Stored items:
================================

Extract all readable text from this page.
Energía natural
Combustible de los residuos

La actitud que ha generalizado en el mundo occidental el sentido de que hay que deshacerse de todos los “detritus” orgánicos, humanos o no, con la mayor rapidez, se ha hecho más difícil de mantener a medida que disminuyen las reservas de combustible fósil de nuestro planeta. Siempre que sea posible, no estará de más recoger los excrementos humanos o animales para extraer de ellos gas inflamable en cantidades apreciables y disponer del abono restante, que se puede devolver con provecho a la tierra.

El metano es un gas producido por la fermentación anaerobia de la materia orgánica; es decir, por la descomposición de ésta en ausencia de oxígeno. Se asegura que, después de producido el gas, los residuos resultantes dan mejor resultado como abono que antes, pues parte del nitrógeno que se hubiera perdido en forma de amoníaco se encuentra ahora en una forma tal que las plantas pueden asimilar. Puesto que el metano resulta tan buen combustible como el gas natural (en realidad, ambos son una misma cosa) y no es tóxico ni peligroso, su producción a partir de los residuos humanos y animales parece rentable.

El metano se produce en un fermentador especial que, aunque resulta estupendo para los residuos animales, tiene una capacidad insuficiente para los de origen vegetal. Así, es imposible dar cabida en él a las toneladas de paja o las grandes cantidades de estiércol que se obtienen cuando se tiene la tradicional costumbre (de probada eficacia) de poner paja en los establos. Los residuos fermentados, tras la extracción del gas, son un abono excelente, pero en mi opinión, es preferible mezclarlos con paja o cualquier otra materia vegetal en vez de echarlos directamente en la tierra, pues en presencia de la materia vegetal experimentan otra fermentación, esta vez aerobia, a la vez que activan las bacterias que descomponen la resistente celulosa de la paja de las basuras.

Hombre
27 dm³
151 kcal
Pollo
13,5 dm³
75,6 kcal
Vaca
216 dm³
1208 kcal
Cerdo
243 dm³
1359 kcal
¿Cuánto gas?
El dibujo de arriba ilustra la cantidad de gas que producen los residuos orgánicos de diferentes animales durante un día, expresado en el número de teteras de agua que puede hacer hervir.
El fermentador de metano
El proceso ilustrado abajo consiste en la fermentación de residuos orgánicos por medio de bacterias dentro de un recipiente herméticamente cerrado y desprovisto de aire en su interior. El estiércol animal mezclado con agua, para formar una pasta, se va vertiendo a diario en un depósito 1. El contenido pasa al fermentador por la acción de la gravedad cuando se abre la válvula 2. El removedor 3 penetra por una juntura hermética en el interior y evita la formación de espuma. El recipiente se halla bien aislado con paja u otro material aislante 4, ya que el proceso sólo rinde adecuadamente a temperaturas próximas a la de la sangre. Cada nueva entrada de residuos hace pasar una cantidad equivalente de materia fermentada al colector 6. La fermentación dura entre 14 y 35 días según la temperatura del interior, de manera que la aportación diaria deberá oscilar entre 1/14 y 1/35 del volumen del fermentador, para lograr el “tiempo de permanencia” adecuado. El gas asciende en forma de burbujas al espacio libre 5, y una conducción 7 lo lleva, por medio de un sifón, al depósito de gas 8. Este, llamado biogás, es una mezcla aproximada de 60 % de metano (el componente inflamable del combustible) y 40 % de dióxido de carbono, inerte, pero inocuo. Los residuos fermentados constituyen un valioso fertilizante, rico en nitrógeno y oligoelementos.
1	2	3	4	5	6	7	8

================================

▶ _About this exercise_: Write the data from above out again, exactly.

▶ _Response area_:
Extract all readable text from this page.
Energía natural
Combustible de los residuos

La actitud que ha generalizado en el mundo occidental el sentido de que hay que deshacerse de todos los “detritus” orgánicos, humanos o no, con la mayor rapidez, se ha hecho más difícil de mantener a medida que disminuyen las reservas de combustible fósil de nuestro planeta. Siempre que sea posible, no estará de más recoger los excrementos humanos o animales para extraer de ellos gas inflamable en cantidades apreciables y disponer del abono restante, que se puede devolver con provecho a la tierra.

El metano es un gas producido por la fermentación anaerobia de la materia orgánica; es decir, por la descomposición de ésta en ausencia de oxígeno. Se asegura que, después de producido el gas, los residuos resultantes dan mejor resultado como abono que antes, pues parte del nitrógeno que se hubiera perdido en forma de amoníaco se encuentra ahora en una forma tal que las plantas pueden asimilar. Puesto que el metano resulta tan buen combustible como el gas natural (en realidad, ambos son una misma cosa) y no es tóxico ni peligroso, su producción a partir de los residuos humanos y animales parece rentable.

El metano se produce en un fermentador especial que, aunque resulta estupendo para los residuos animales, tiene una capacidad insuficiente para los de origen vegetal. Así, es imposible dar cabida en él a las toneladas de paja o las grandes cantidades de estiércol que se obtienen cuando se tiene la tradicional costumbre (de probada eficacia) de poner paja en los establos. Los residuos fermentados, tras la extracción del gas, son un abono excelente, pero en mi opinión, es preferible mezclarlos con paja o cualquier otra materia vegetal en vez de echarlos directamente en la tierra, pues en presencia de la materia vegetal experimentan otra fermentación, esta vez aerobia, a la vez que activan las bacterias que descomponen la resistente celulosa de la paja de las basuras.

Hombre
27 dm³
151 kcal
Pollo
13,5 dm³
75,6 kcal
Vaca
216 dm³
1208 kcal
Cerdo
243 dm³
1359 kcal
¿Cuánto gas?
El dibujo de arriba ilustra la cantidad de gas que producen los residuos orgánicos de diferentes animales durante un día, expresado en el número de teteras de agua que puede hacer hervir.
El fermentador de metano
El proceso ilustrado abajo consiste en la fermentación de residuos orgánicos por medio de bacterias dentro de un recipiente herméticamente cerrado y desprovisto de aire en su interior. El estiércol animal mezclado con agua, para formar una pasta, se va vertiendo a diario en un depósito 1. El contenido pasa al fermentador por la acción de la gravedad cuando se abre la válvula 2. El removedor 3 penetra por una juntura hermética en el interior y evita la formación de espuma. El recipiente se halla bien aislado con paja u otro material aislante 4, ya que el proceso sólo rinde adecuadamente a temperaturas próximas a la de la sangre. Cada nueva entrada de residuos hace pasar una cantidad equivalente de materia fermentada al colector 6. La fermentación dura entre 14 y 35 días según la temperatura del interior, de manera que la aportación diaria deberá oscilar entre 1/14 y 1/35 del volumen del fermentador, para lograr el “tiempo de permanencia” adecuado. El gas asciende en forma de burbujas al espacio libre 5, y una conducción 7 lo lleva, por medio de un sifón, al depósito de gas 8. Este, llamado biogás, es una mezcla aproximada de 60 % de metano (el componente inflamable del combustible) y 40 % de dióxido de carbono, inerte, pero inocuo. Los residuos fermentados constituyen un valioso fertilizante, rico en nitrógeno y oligoelementos.
1	2	3	4	5	6	7	8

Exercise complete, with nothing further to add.